TASK DETAILS – Find the lines holding "subtract" and copy them.

[Records from a dataset]

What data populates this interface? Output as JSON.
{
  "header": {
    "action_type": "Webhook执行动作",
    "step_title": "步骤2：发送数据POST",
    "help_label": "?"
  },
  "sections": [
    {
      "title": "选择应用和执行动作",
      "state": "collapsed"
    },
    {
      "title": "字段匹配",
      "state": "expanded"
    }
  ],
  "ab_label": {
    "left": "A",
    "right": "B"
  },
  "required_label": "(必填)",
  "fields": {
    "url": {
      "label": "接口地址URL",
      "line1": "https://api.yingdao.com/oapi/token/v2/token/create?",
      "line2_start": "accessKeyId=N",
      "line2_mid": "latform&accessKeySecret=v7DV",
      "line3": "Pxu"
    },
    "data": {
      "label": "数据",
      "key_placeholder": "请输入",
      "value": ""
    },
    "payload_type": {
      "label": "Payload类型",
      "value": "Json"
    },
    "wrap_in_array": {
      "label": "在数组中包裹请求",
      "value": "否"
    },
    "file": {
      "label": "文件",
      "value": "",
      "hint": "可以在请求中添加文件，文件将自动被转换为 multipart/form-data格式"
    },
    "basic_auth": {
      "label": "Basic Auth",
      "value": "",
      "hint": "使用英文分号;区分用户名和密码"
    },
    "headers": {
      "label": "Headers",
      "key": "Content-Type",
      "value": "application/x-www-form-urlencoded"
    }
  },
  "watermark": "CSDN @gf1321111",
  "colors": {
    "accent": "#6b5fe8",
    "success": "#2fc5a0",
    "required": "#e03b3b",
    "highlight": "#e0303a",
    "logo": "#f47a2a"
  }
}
---
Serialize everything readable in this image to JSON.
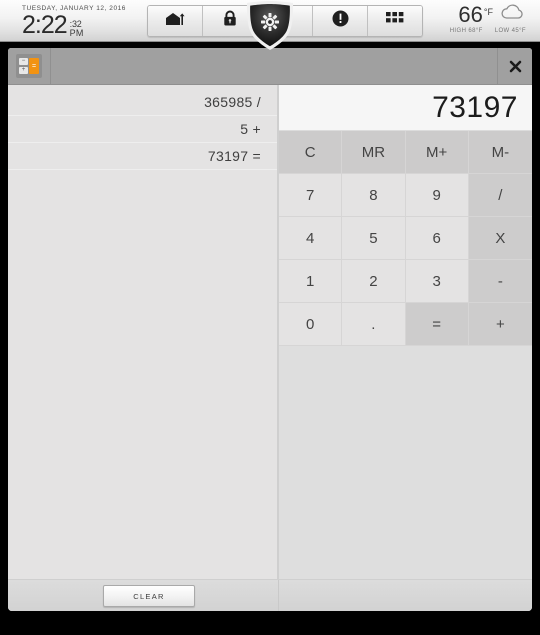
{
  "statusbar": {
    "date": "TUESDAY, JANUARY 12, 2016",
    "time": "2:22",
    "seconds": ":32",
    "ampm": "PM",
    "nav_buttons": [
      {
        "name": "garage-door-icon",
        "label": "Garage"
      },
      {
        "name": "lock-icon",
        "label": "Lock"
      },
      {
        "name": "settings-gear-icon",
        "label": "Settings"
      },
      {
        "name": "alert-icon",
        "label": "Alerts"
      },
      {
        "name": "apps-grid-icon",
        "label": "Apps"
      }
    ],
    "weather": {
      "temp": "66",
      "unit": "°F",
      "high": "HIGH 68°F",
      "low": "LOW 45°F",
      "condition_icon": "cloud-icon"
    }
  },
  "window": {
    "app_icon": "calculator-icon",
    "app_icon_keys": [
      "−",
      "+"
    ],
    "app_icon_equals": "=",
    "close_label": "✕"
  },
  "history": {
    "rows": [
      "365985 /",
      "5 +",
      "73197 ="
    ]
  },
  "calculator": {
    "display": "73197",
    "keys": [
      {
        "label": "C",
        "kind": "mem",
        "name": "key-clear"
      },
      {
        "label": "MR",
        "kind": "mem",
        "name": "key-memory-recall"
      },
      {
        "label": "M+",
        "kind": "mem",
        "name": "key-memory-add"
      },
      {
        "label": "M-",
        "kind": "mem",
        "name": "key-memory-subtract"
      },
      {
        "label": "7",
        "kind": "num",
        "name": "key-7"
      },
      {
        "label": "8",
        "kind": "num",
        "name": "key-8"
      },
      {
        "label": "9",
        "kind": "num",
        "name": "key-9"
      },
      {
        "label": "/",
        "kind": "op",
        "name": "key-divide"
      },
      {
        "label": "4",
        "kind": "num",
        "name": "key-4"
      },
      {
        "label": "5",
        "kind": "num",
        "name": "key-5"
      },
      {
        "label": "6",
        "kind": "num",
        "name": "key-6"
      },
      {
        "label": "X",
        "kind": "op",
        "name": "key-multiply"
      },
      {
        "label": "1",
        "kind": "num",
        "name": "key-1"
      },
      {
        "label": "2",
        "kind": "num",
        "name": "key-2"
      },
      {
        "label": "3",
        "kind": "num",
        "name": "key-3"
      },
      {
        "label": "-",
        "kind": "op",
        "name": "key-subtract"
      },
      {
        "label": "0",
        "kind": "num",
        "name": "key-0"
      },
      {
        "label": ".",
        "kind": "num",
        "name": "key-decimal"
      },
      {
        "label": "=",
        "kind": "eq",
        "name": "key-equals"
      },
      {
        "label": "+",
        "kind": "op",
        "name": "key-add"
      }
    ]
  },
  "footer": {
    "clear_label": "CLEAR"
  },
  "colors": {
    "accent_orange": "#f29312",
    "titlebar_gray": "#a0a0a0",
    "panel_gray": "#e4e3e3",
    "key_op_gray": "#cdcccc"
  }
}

EXERCISE RESULT –
        "name": "key-memory-subtract"
        "name": "key-subtract"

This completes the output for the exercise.